— Start RECORDS SHOWN —

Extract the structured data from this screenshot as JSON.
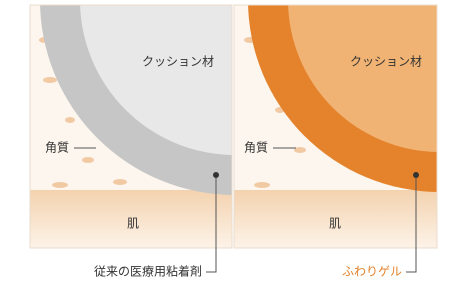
{
  "panels": [
    {
      "cushion": "クッション材",
      "stratum": "角質",
      "skin": "肌",
      "caption": "従来の医療用粘着剤"
    },
    {
      "cushion": "クッション材",
      "stratum": "角質",
      "skin": "肌",
      "caption": "ふわりゲル"
    }
  ]
}
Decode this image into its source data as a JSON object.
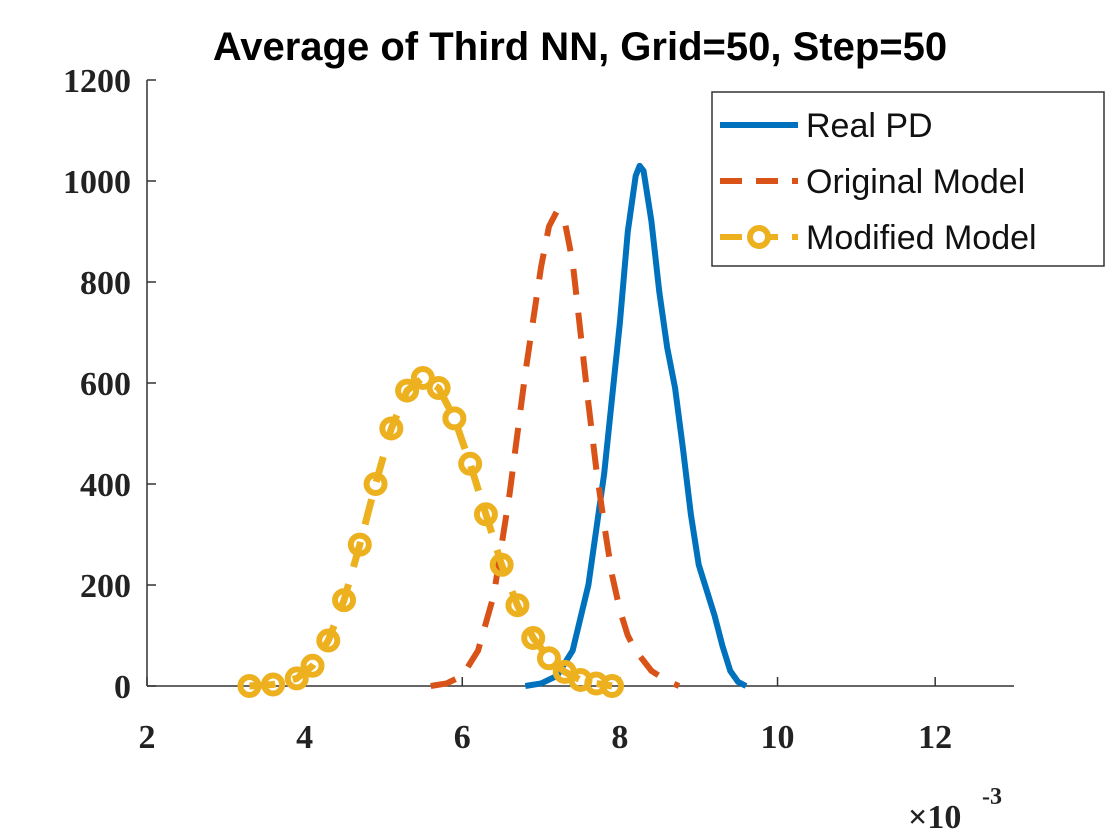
{
  "chart_data": {
    "type": "line",
    "title": "Average of Third NN, Grid=50, Step=50",
    "x_multiplier": "×10",
    "x_exponent": "-3",
    "xlim": [
      2,
      13
    ],
    "xticks": [
      2,
      4,
      6,
      8,
      10,
      12
    ],
    "ylim": [
      0,
      1200
    ],
    "yticks": [
      0,
      200,
      400,
      600,
      800,
      1000,
      1200
    ],
    "grid": false,
    "legend": "northeast",
    "series": [
      {
        "name": "Real PD",
        "color": "#0072bd",
        "style": "solid",
        "marker": "none",
        "x": [
          6.8,
          7.0,
          7.2,
          7.4,
          7.6,
          7.8,
          8.0,
          8.1,
          8.2,
          8.25,
          8.3,
          8.4,
          8.5,
          8.6,
          8.7,
          8.8,
          8.9,
          9.0,
          9.1,
          9.2,
          9.3,
          9.4,
          9.5,
          9.6
        ],
        "values": [
          0,
          5,
          20,
          70,
          200,
          420,
          720,
          900,
          1010,
          1030,
          1020,
          920,
          780,
          670,
          590,
          470,
          340,
          240,
          190,
          140,
          80,
          30,
          8,
          0
        ]
      },
      {
        "name": "Original Model",
        "color": "#d95319",
        "style": "dashed",
        "marker": "none",
        "x": [
          5.6,
          5.8,
          6.0,
          6.2,
          6.4,
          6.6,
          6.8,
          7.0,
          7.1,
          7.2,
          7.3,
          7.4,
          7.5,
          7.6,
          7.7,
          7.8,
          7.9,
          8.0,
          8.1,
          8.2,
          8.3,
          8.4,
          8.6,
          8.75
        ],
        "values": [
          0,
          5,
          20,
          70,
          180,
          380,
          620,
          830,
          910,
          940,
          920,
          840,
          700,
          560,
          430,
          320,
          220,
          150,
          100,
          70,
          50,
          30,
          10,
          0
        ]
      },
      {
        "name": "Modified Model",
        "color": "#edb120",
        "style": "dashed",
        "marker": "circle",
        "x": [
          3.3,
          3.6,
          3.9,
          4.1,
          4.3,
          4.5,
          4.7,
          4.9,
          5.1,
          5.3,
          5.5,
          5.7,
          5.9,
          6.1,
          6.3,
          6.5,
          6.7,
          6.9,
          7.1,
          7.3,
          7.5,
          7.7,
          7.9
        ],
        "values": [
          0,
          3,
          15,
          40,
          90,
          170,
          280,
          400,
          510,
          585,
          610,
          590,
          530,
          440,
          340,
          240,
          160,
          95,
          55,
          28,
          12,
          5,
          0
        ]
      }
    ]
  }
}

— End RECORDS SHOWN —

### WORK TO DO
Copy the whole of the material above exactly, but not its images.

### CORRECT RESULT
Extract the structured data from this screenshot as JSON.
{
  "panels": [
    {
      "cushion": "クッション材",
      "stratum": "角質",
      "skin": "肌",
      "caption": "従来の医療用粘着剤"
    },
    {
      "cushion": "クッション材",
      "stratum": "角質",
      "skin": "肌",
      "caption": "ふわりゲル"
    }
  ]
}
Decode this image into its source data as a JSON object.
{
  "chart_data": {
    "type": "line",
    "title": "Average of Third NN, Grid=50, Step=50",
    "x_multiplier": "×10",
    "x_exponent": "-3",
    "xlim": [
      2,
      13
    ],
    "xticks": [
      2,
      4,
      6,
      8,
      10,
      12
    ],
    "ylim": [
      0,
      1200
    ],
    "yticks": [
      0,
      200,
      400,
      600,
      800,
      1000,
      1200
    ],
    "grid": false,
    "legend": "northeast",
    "series": [
      {
        "name": "Real PD",
        "color": "#0072bd",
        "style": "solid",
        "marker": "none",
        "x": [
          6.8,
          7.0,
          7.2,
          7.4,
          7.6,
          7.8,
          8.0,
          8.1,
          8.2,
          8.25,
          8.3,
          8.4,
          8.5,
          8.6,
          8.7,
          8.8,
          8.9,
          9.0,
          9.1,
          9.2,
          9.3,
          9.4,
          9.5,
          9.6
        ],
        "values": [
          0,
          5,
          20,
          70,
          200,
          420,
          720,
          900,
          1010,
          1030,
          1020,
          920,
          780,
          670,
          590,
          470,
          340,
          240,
          190,
          140,
          80,
          30,
          8,
          0
        ]
      },
      {
        "name": "Original Model",
        "color": "#d95319",
        "style": "dashed",
        "marker": "none",
        "x": [
          5.6,
          5.8,
          6.0,
          6.2,
          6.4,
          6.6,
          6.8,
          7.0,
          7.1,
          7.2,
          7.3,
          7.4,
          7.5,
          7.6,
          7.7,
          7.8,
          7.9,
          8.0,
          8.1,
          8.2,
          8.3,
          8.4,
          8.6,
          8.75
        ],
        "values": [
          0,
          5,
          20,
          70,
          180,
          380,
          620,
          830,
          910,
          940,
          920,
          840,
          700,
          560,
          430,
          320,
          220,
          150,
          100,
          70,
          50,
          30,
          10,
          0
        ]
      },
      {
        "name": "Modified Model",
        "color": "#edb120",
        "style": "dashed",
        "marker": "circle",
        "x": [
          3.3,
          3.6,
          3.9,
          4.1,
          4.3,
          4.5,
          4.7,
          4.9,
          5.1,
          5.3,
          5.5,
          5.7,
          5.9,
          6.1,
          6.3,
          6.5,
          6.7,
          6.9,
          7.1,
          7.3,
          7.5,
          7.7,
          7.9
        ],
        "values": [
          0,
          3,
          15,
          40,
          90,
          170,
          280,
          400,
          510,
          585,
          610,
          590,
          530,
          440,
          340,
          240,
          160,
          95,
          55,
          28,
          12,
          5,
          0
        ]
      }
    ]
  }
}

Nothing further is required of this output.